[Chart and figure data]
>>>

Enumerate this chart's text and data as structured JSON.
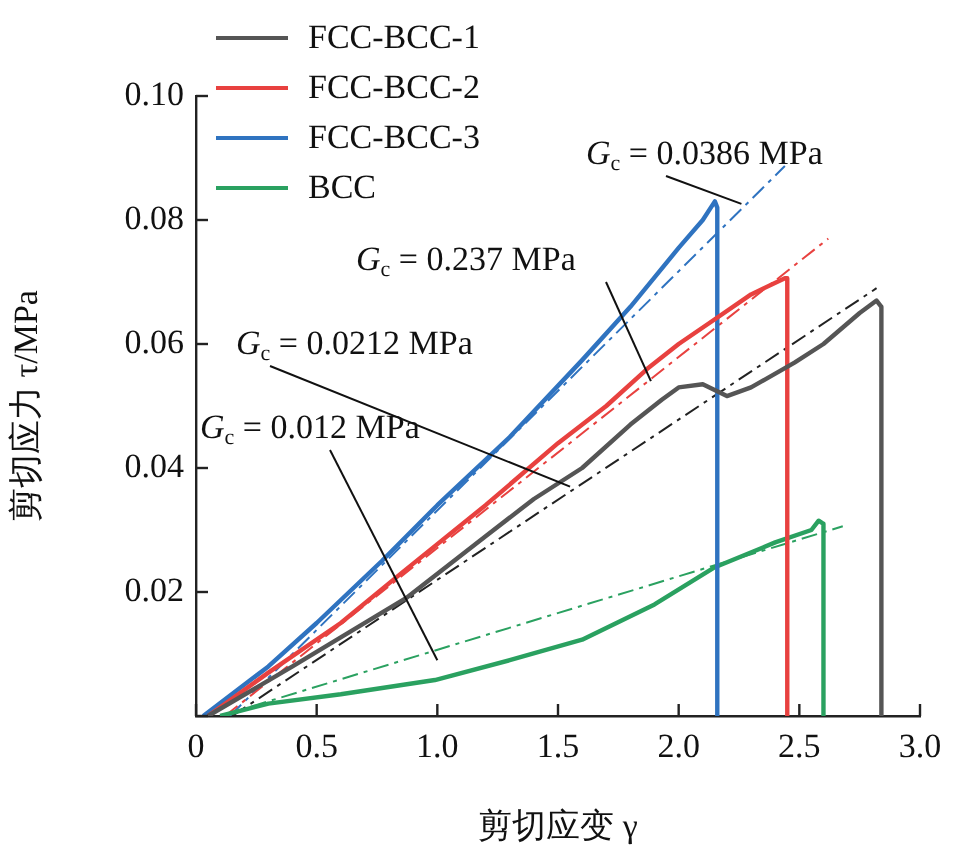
{
  "chart_data": {
    "type": "line",
    "xlabel": "剪切应变 γ",
    "ylabel": "剪切应力 τ/MPa",
    "xlim": [
      0,
      3
    ],
    "xticks": [
      0,
      0.5,
      {
        "value": 1,
        "label": "1.0"
      },
      1.5,
      {
        "value": 2,
        "label": "2.0"
      },
      2.5,
      {
        "value": 3,
        "label": "3.0"
      }
    ],
    "ylim": [
      0,
      0.1
    ],
    "yticks": [
      {
        "value": 0,
        "label": null
      },
      0.02,
      0.04,
      0.06,
      0.08,
      {
        "value": 0.1,
        "label": "0.10"
      }
    ],
    "grid": false,
    "legend": "top left",
    "marker": "none",
    "series": [
      {
        "name": "FCC-BCC-1",
        "color": "#555555",
        "line_style": "solid",
        "x": [
          0.05,
          0.4,
          0.87,
          1.2,
          1.4,
          1.6,
          1.8,
          1.93,
          2.0,
          2.1,
          2.2,
          2.3,
          2.48,
          2.6,
          2.75,
          2.82,
          2.84,
          2.84
        ],
        "values": [
          0,
          0.008,
          0.019,
          0.029,
          0.035,
          0.04,
          0.047,
          0.051,
          0.053,
          0.0535,
          0.0516,
          0.053,
          0.057,
          0.06,
          0.065,
          0.067,
          0.066,
          0
        ]
      },
      {
        "name": "FCC-BCC-2",
        "color": "#e8413f",
        "line_style": "solid",
        "x": [
          0.05,
          0.3,
          0.6,
          0.85,
          1.2,
          1.5,
          1.7,
          1.87,
          2.0,
          2.15,
          2.3,
          2.44,
          2.45,
          2.45
        ],
        "values": [
          0,
          0.007,
          0.015,
          0.023,
          0.034,
          0.044,
          0.05,
          0.056,
          0.06,
          0.064,
          0.068,
          0.0706,
          0.0706,
          0
        ]
      },
      {
        "name": "FCC-BCC-3",
        "color": "#2f73c0",
        "line_style": "solid",
        "x": [
          0.03,
          0.3,
          0.5,
          0.77,
          1.0,
          1.3,
          1.6,
          1.8,
          2.0,
          2.1,
          2.15,
          2.16,
          2.16
        ],
        "values": [
          0,
          0.008,
          0.015,
          0.025,
          0.034,
          0.045,
          0.0574,
          0.066,
          0.0755,
          0.08,
          0.083,
          0.082,
          0
        ]
      },
      {
        "name": "BCC",
        "color": "#2aa160",
        "line_style": "solid",
        "x": [
          0.1,
          0.3,
          0.6,
          0.99,
          1.3,
          1.6,
          1.9,
          2.15,
          2.4,
          2.55,
          2.58,
          2.6,
          2.6
        ],
        "values": [
          0,
          0.002,
          0.0035,
          0.0058,
          0.009,
          0.0123,
          0.018,
          0.024,
          0.028,
          0.03,
          0.0315,
          0.031,
          0
        ]
      },
      {
        "color": "#222222",
        "line_style": "dashed",
        "x": [
          0.15,
          2.82
        ],
        "values": [
          0,
          0.069
        ]
      },
      {
        "color": "#e8413f",
        "line_style": "dashed",
        "x": [
          0.12,
          2.62
        ],
        "values": [
          0,
          0.077
        ]
      },
      {
        "color": "#2f73c0",
        "line_style": "dashed",
        "x": [
          0.14,
          2.44
        ],
        "values": [
          0,
          0.0887
        ]
      },
      {
        "color": "#2aa160",
        "line_style": "dashed",
        "x": [
          0.1,
          2.68
        ],
        "values": [
          0,
          0.0306
        ]
      }
    ],
    "annotations": [
      {
        "text": "G$_{c}$ = 0.0386 MPa",
        "x": 2.26,
        "y": 0.0826
      },
      {
        "text": "G$_{c}$ = 0.237 MPa",
        "x": 1.885,
        "y": 0.054
      },
      {
        "text": "G$_{c}$ = 0.0212 MPa",
        "x": 1.55,
        "y": 0.037
      },
      {
        "text": "G$_{c}$ = 0.012 MPa",
        "x": 1.0,
        "y": 0.009
      }
    ]
  }
}
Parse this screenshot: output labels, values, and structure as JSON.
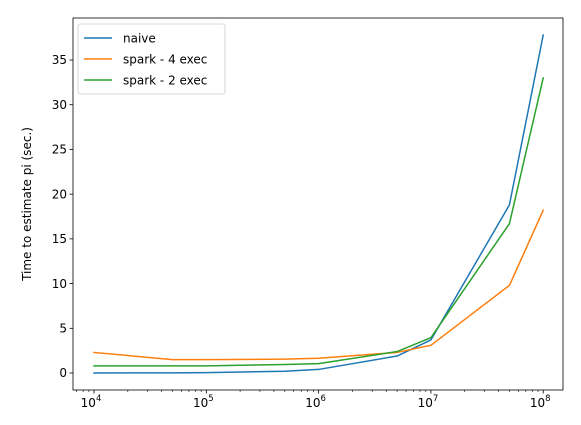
{
  "chart_data": {
    "type": "line",
    "xscale": "log",
    "x": [
      10000,
      50000,
      100000,
      500000,
      1000000,
      5000000,
      10000000,
      50000000,
      100000000
    ],
    "series": [
      {
        "name": "naive",
        "color": "#1f77b4",
        "values": [
          0.0,
          0.02,
          0.04,
          0.2,
          0.4,
          1.9,
          3.7,
          18.8,
          37.8
        ]
      },
      {
        "name": "spark - 4 exec",
        "color": "#ff7f0e",
        "values": [
          2.3,
          1.5,
          1.5,
          1.55,
          1.65,
          2.3,
          3.1,
          9.8,
          18.2
        ]
      },
      {
        "name": "spark - 2 exec",
        "color": "#2ca02c",
        "values": [
          0.8,
          0.8,
          0.8,
          0.95,
          1.05,
          2.4,
          3.95,
          16.7,
          33.0
        ]
      }
    ],
    "xlim": [
      6500,
      150000000
    ],
    "ylim": [
      -1.9,
      39.7
    ],
    "xticks": [
      {
        "value": 10000,
        "base": "10",
        "exp": "4"
      },
      {
        "value": 100000,
        "base": "10",
        "exp": "5"
      },
      {
        "value": 1000000,
        "base": "10",
        "exp": "6"
      },
      {
        "value": 10000000,
        "base": "10",
        "exp": "7"
      },
      {
        "value": 100000000,
        "base": "10",
        "exp": "8"
      }
    ],
    "yticks": [
      0,
      5,
      10,
      15,
      20,
      25,
      30,
      35
    ],
    "ytick_labels": [
      "0",
      "5",
      "10",
      "15",
      "20",
      "25",
      "30",
      "35"
    ],
    "xlabel": "",
    "ylabel": "Time to estimate pi (sec.)",
    "grid": false,
    "legend_position": "top-left"
  }
}
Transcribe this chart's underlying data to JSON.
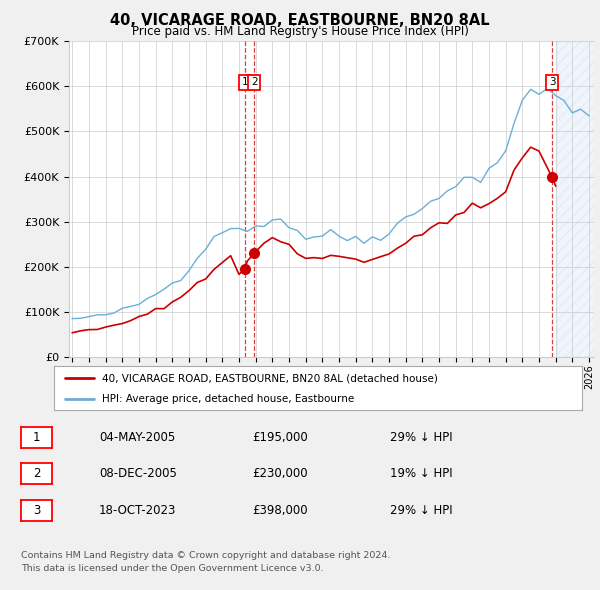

<<<

> [Problem requirements]:
Repeat all the records above exactly, leaving out any pictures.

> [Solution to this problem]:
Enumerate this chart's text and data as structured JSON.
{
  "chart_data": {
    "type": "line",
    "xlabel": "剪切应变 γ",
    "ylabel": "剪切应力 τ/MPa",
    "xlim": [
      0,
      3
    ],
    "xticks": [
      0,
      0.5,
      {
        "value": 1,
        "label": "1.0"
      },
      1.5,
      {
        "value": 2,
        "label": "2.0"
      },
      2.5,
      {
        "value": 3,
        "label": "3.0"
      }
    ],
    "ylim": [
      0,
      0.1
    ],
    "yticks": [
      {
        "value": 0,
        "label": null
      },
      0.02,
      0.04,
      0.06,
      0.08,
      {
        "value": 0.1,
        "label": "0.10"
      }
    ],
    "grid": false,
    "legend": "top left",
    "marker": "none",
    "series": [
      {
        "name": "FCC-BCC-1",
        "color": "#555555",
        "line_style": "solid",
        "x": [
          0.05,
          0.4,
          0.87,
          1.2,
          1.4,
          1.6,
          1.8,
          1.93,
          2.0,
          2.1,
          2.2,
          2.3,
          2.48,
          2.6,
          2.75,
          2.82,
          2.84,
          2.84
        ],
        "values": [
          0,
          0.008,
          0.019,
          0.029,
          0.035,
          0.04,
          0.047,
          0.051,
          0.053,
          0.0535,
          0.0516,
          0.053,
          0.057,
          0.06,
          0.065,
          0.067,
          0.066,
          0
        ]
      },
      {
        "name": "FCC-BCC-2",
        "color": "#e8413f",
        "line_style": "solid",
        "x": [
          0.05,
          0.3,
          0.6,
          0.85,
          1.2,
          1.5,
          1.7,
          1.87,
          2.0,
          2.15,
          2.3,
          2.44,
          2.45,
          2.45
        ],
        "values": [
          0,
          0.007,
          0.015,
          0.023,
          0.034,
          0.044,
          0.05,
          0.056,
          0.06,
          0.064,
          0.068,
          0.0706,
          0.0706,
          0
        ]
      },
      {
        "name": "FCC-BCC-3",
        "color": "#2f73c0",
        "line_style": "solid",
        "x": [
          0.03,
          0.3,
          0.5,
          0.77,
          1.0,
          1.3,
          1.6,
          1.8,
          2.0,
          2.1,
          2.15,
          2.16,
          2.16
        ],
        "values": [
          0,
          0.008,
          0.015,
          0.025,
          0.034,
          0.045,
          0.0574,
          0.066,
          0.0755,
          0.08,
          0.083,
          0.082,
          0
        ]
      },
      {
        "name": "BCC",
        "color": "#2aa160",
        "line_style": "solid",
        "x": [
          0.1,
          0.3,
          0.6,
          0.99,
          1.3,
          1.6,
          1.9,
          2.15,
          2.4,
          2.55,
          2.58,
          2.6,
          2.6
        ],
        "values": [
          0,
          0.002,
          0.0035,
          0.0058,
          0.009,
          0.0123,
          0.018,
          0.024,
          0.028,
          0.03,
          0.0315,
          0.031,
          0
        ]
      },
      {
        "color": "#222222",
        "line_style": "dashed",
        "x": [
          0.15,
          2.82
        ],
        "values": [
          0,
          0.069
        ]
      },
      {
        "color": "#e8413f",
        "line_style": "dashed",
        "x": [
          0.12,
          2.62
        ],
        "values": [
          0,
          0.077
        ]
      },
      {
        "color": "#2f73c0",
        "line_style": "dashed",
        "x": [
          0.14,
          2.44
        ],
        "values": [
          0,
          0.0887
        ]
      },
      {
        "color": "#2aa160",
        "line_style": "dashed",
        "x": [
          0.1,
          2.68
        ],
        "values": [
          0,
          0.0306
        ]
      }
    ],
    "annotations": [
      {
        "text": "G$_{c}$ = 0.0386 MPa",
        "x": 2.26,
        "y": 0.0826
      },
      {
        "text": "G$_{c}$ = 0.237 MPa",
        "x": 1.885,
        "y": 0.054
      },
      {
        "text": "G$_{c}$ = 0.0212 MPa",
        "x": 1.55,
        "y": 0.037
      },
      {
        "text": "G$_{c}$ = 0.012 MPa",
        "x": 1.0,
        "y": 0.009
      }
    ]
  }
}
Parse this screenshot: output labels, values, and structure as JSON.
{
  "chart_data": {
    "type": "line",
    "xscale": "log",
    "x": [
      10000,
      50000,
      100000,
      500000,
      1000000,
      5000000,
      10000000,
      50000000,
      100000000
    ],
    "series": [
      {
        "name": "naive",
        "color": "#1f77b4",
        "values": [
          0.0,
          0.02,
          0.04,
          0.2,
          0.4,
          1.9,
          3.7,
          18.8,
          37.8
        ]
      },
      {
        "name": "spark - 4 exec",
        "color": "#ff7f0e",
        "values": [
          2.3,
          1.5,
          1.5,
          1.55,
          1.65,
          2.3,
          3.1,
          9.8,
          18.2
        ]
      },
      {
        "name": "spark - 2 exec",
        "color": "#2ca02c",
        "values": [
          0.8,
          0.8,
          0.8,
          0.95,
          1.05,
          2.4,
          3.95,
          16.7,
          33.0
        ]
      }
    ],
    "xlim": [
      6500,
      150000000
    ],
    "ylim": [
      -1.9,
      39.7
    ],
    "xticks": [
      {
        "value": 10000,
        "base": "10",
        "exp": "4"
      },
      {
        "value": 100000,
        "base": "10",
        "exp": "5"
      },
      {
        "value": 1000000,
        "base": "10",
        "exp": "6"
      },
      {
        "value": 10000000,
        "base": "10",
        "exp": "7"
      },
      {
        "value": 100000000,
        "base": "10",
        "exp": "8"
      }
    ],
    "yticks": [
      0,
      5,
      10,
      15,
      20,
      25,
      30,
      35
    ],
    "ytick_labels": [
      "0",
      "5",
      "10",
      "15",
      "20",
      "25",
      "30",
      "35"
    ],
    "xlabel": "",
    "ylabel": "Time to estimate pi (sec.)",
    "grid": false,
    "legend_position": "top-left"
  }
}
Transcribe this chart's underlying data to JSON.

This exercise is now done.